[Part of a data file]

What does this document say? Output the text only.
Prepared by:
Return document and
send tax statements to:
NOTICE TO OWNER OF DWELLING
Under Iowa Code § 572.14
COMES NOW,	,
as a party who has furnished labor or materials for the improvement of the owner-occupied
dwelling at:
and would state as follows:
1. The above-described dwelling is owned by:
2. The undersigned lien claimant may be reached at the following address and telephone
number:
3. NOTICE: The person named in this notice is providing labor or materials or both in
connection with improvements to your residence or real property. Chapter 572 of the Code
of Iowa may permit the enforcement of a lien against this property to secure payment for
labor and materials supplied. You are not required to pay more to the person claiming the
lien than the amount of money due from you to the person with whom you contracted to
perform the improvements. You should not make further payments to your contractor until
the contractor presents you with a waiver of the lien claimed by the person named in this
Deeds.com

▶ Directive
Identify the lines of the entries containing the string "labor". Copy each such line.

▶ Result of the exercise
as a party who has furnished labor or materials for the improvement of the owner-occupied
3. NOTICE: The person named in this notice is providing labor or materials or both in
labor and materials supplied. You are not required to pay more to the person claiming the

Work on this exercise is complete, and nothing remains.